## [TASK TO CARRY OUT]
In the material below, find all lines with the string "requeridas" and copy them.

## [DATA LISTING]

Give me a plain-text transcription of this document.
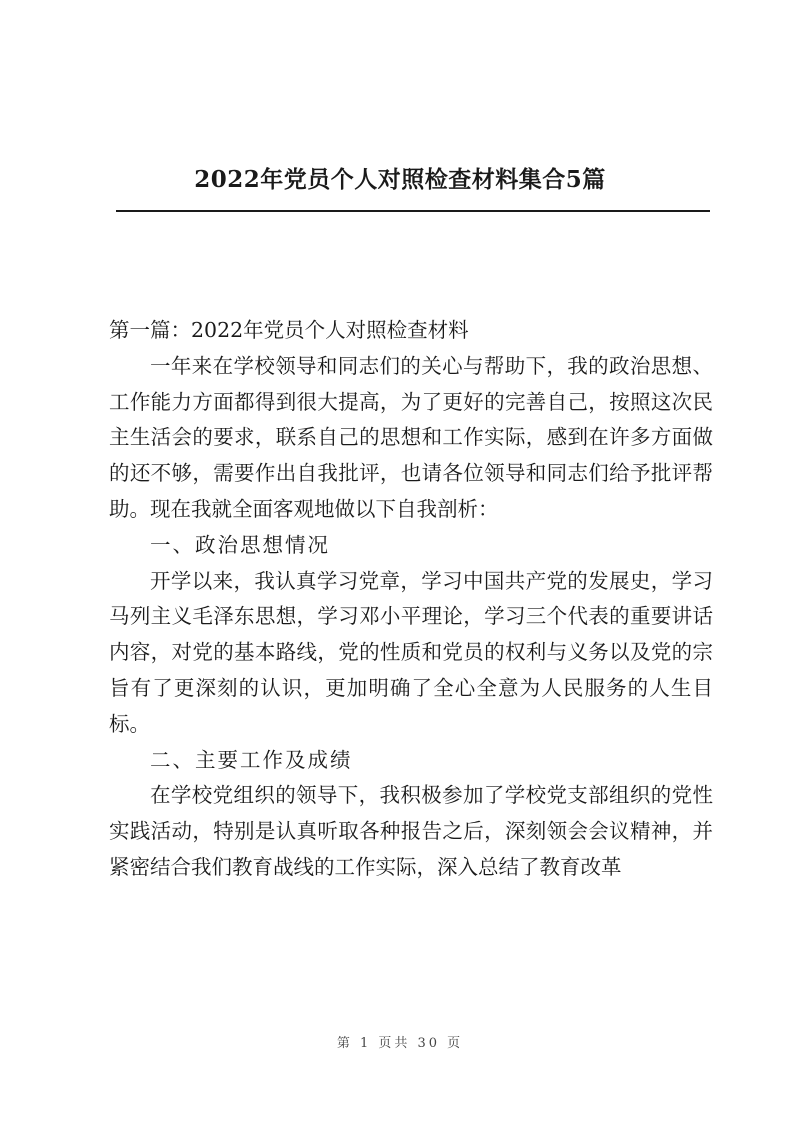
2022年党员个人对照检查材料集合5篇

第一篇：2022年党员个人对照检查材料

一年来在学校领导和同志们的关心与帮助下，我的政治思想、工作能力方面都得到很大提高，为了更好的完善自己，按照这次民主生活会的要求，联系自己的思想和工作实际，感到在许多方面做的还不够，需要作出自我批评，也请各位领导和同志们给予批评帮助。现在我就全面客观地做以下自我剖析：

一、政治思想情况

开学以来，我认真学习党章，学习中国共产党的发展史，学习马列主义毛泽东思想，学习邓小平理论，学习三个代表的重要讲话内容，对党的基本路线，党的性质和党员的权利与义务以及党的宗旨有了更深刻的认识，更加明确了全心全意为人民服务的人生目标。

二、主要工作及成绩

在学校党组织的领导下，我积极参加了学校党支部组织的党性实践活动，特别是认真听取各种报告之后，深刻领会会议精神，并紧密结合我们教育战线的工作实际，深入总结了教育改革

第 1 页共 30 页
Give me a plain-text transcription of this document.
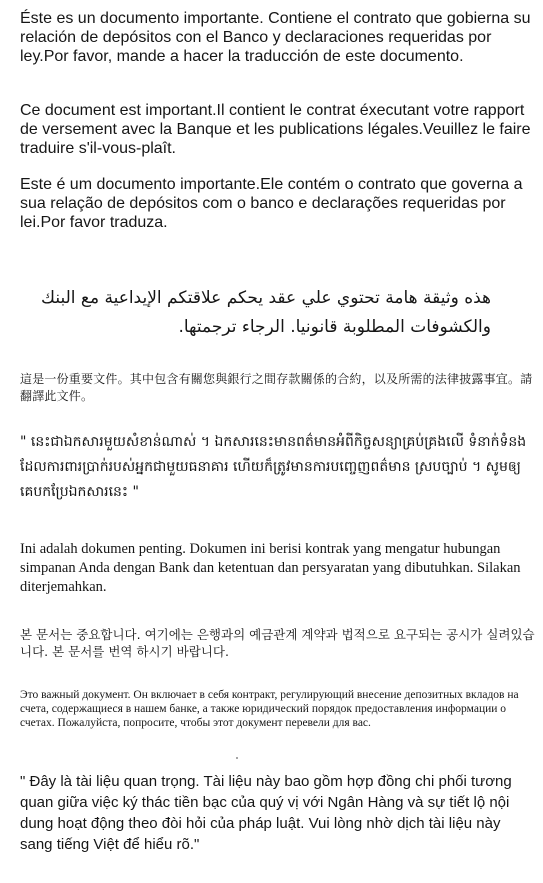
Éste es un documento importante. Contiene el contrato que gobierna su relación de depósitos con el Banco y declaraciones requeridas por ley.Por favor, mande a hacer la traducción de este documento.

Ce document est important.Il contient le contrat éxecutant votre rapport de versement avec la Banque et les publications légales.Veuillez le faire traduire s'il-vous-plaît.

Este é um documento importante.Ele contém o contrato que governa a sua relação de depósitos com o banco e declarações requeridas por lei.Por favor traduza.

هذه وثيقة هامة تحتوي علي عقد يحكم علاقتكم الإيداعية مع البنك والكشوفات المطلوبة قانونيا. الرجاء ترجمتها.

這是一份重要文件。其中包含有關您與銀行之間存款關係的合約，以及所需的法律披露事宜。請翻譯此文件。

" នេះជាឯកសារមួយសំខាន់ណាស់ ។ ឯកសារនេះមានពត៌មានអំពីកិច្ចសន្យាគ្រប់គ្រងលើ ទំនាក់ទំនងដែលការពារប្រាក់របស់អ្នកជាមួយធនាគារ ហើយក៏ត្រូវមានការបញ្ចេញពត៌មាន ស្របច្បាប់ ។ សូមឲ្យគេបកប្រែឯកសារនេះ "

Ini adalah dokumen penting. Dokumen ini berisi kontrak yang mengatur hubungan simpanan Anda dengan Bank dan ketentuan dan persyaratan yang dibutuhkan. Silakan diterjemahkan.

본 문서는 중요합니다. 여기에는 은행과의 예금관계 계약과 법적으로 요구되는 공시가 실려있습니다. 본 문서를 번역 하시기 바랍니다.

Это важный документ. Он включает в себя контракт, регулирующий внесение депозитных вкладов на счета, содержащиеся в нашем банке, а также юридический порядок предоставления информации о счетах. Пожалуйста, попросите, чтобы этот документ перевели для вас.

" Đây là tài liệu quan trọng. Tài liệu này bao gồm hợp đồng chi phối tương quan giữa việc ký thác tiền bạc của quý vị với Ngân Hàng và sự tiết lộ nội dung hoạt động theo đòi hỏi của pháp luật. Vui lòng nhờ dịch tài liệu này sang tiếng Việt để hiểu rõ."
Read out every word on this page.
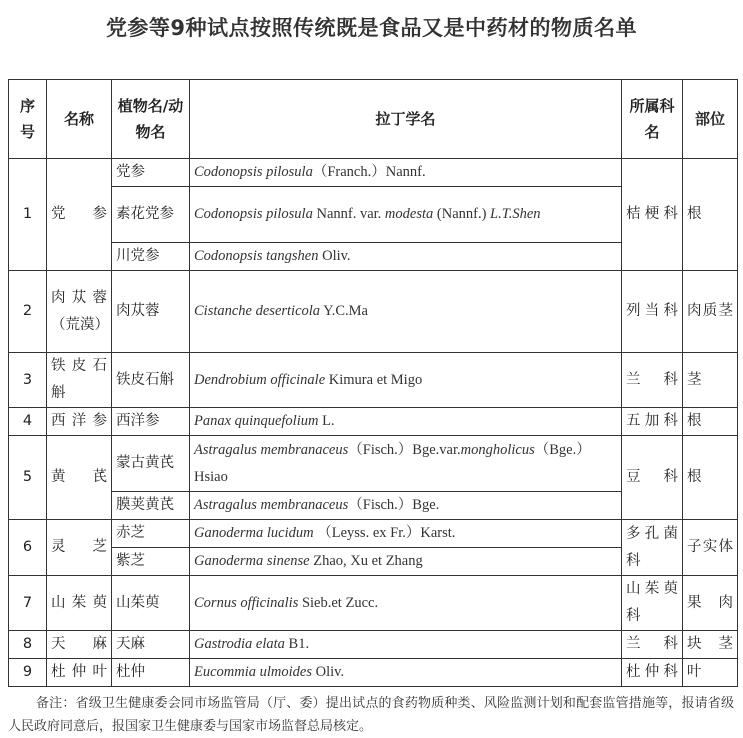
党参等9种试点按照传统既是食品又是中药材的物质名单
序号	名称	植物名/动物名	拉丁学名	所属科名	部位
1	党参	党参	Codonopsis pilosula（Franch.）Nannf.	桔梗科	根
		素花党参	Codonopsis pilosula Nannf. var. modesta (Nannf.) L.T.Shen		
		川党参	Codonopsis tangshen Oliv.		
2	肉苁蓉（荒漠）	肉苁蓉	Cistanche deserticola Y.C.Ma	列当科	肉质茎
3	铁皮石斛	铁皮石斛	Dendrobium officinale Kimura et Migo	兰科	茎
4	西洋参	西洋参	Panax quinquefolium L.	五加科	根
5	黄芪	蒙古黄芪	Astragalus membranaceus（Fisch.）Bge.var.mongholicus（Bge.）Hsiao	豆科	根
		膜荚黄芪	Astragalus membranaceus（Fisch.）Bge.		
6	灵芝	赤芝	Ganoderma lucidum （Leyss. ex Fr.）Karst.	多孔菌科	子实体
		紫芝	Ganoderma sinense Zhao, Xu et Zhang		
7	山茱萸	山茱萸	Cornus officinalis Sieb.et Zucc.	山茱萸科	果肉
8	天麻	天麻	Gastrodia elata B1.	兰科	块茎
9	杜仲叶	杜仲	Eucommia ulmoides Oliv.	杜仲科	叶
备注：省级卫生健康委会同市场监管局（厅、委）提出试点的食药物质种类、风险监测计划和配套监管措施等，报请省级人民政府同意后，报国家卫生健康委与国家市场监督总局核定。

## [TASK RESPONSE]
Éste es un documento importante. Contiene el contrato que gobierna su relación de depósitos con el Banco y declaraciones requeridas por ley.Por favor, mande a hacer la traducción de este documento.
Este é um documento importante.Ele contém o contrato que governa a sua relação de depósitos com o banco e declarações requeridas por lei.Por favor traduza.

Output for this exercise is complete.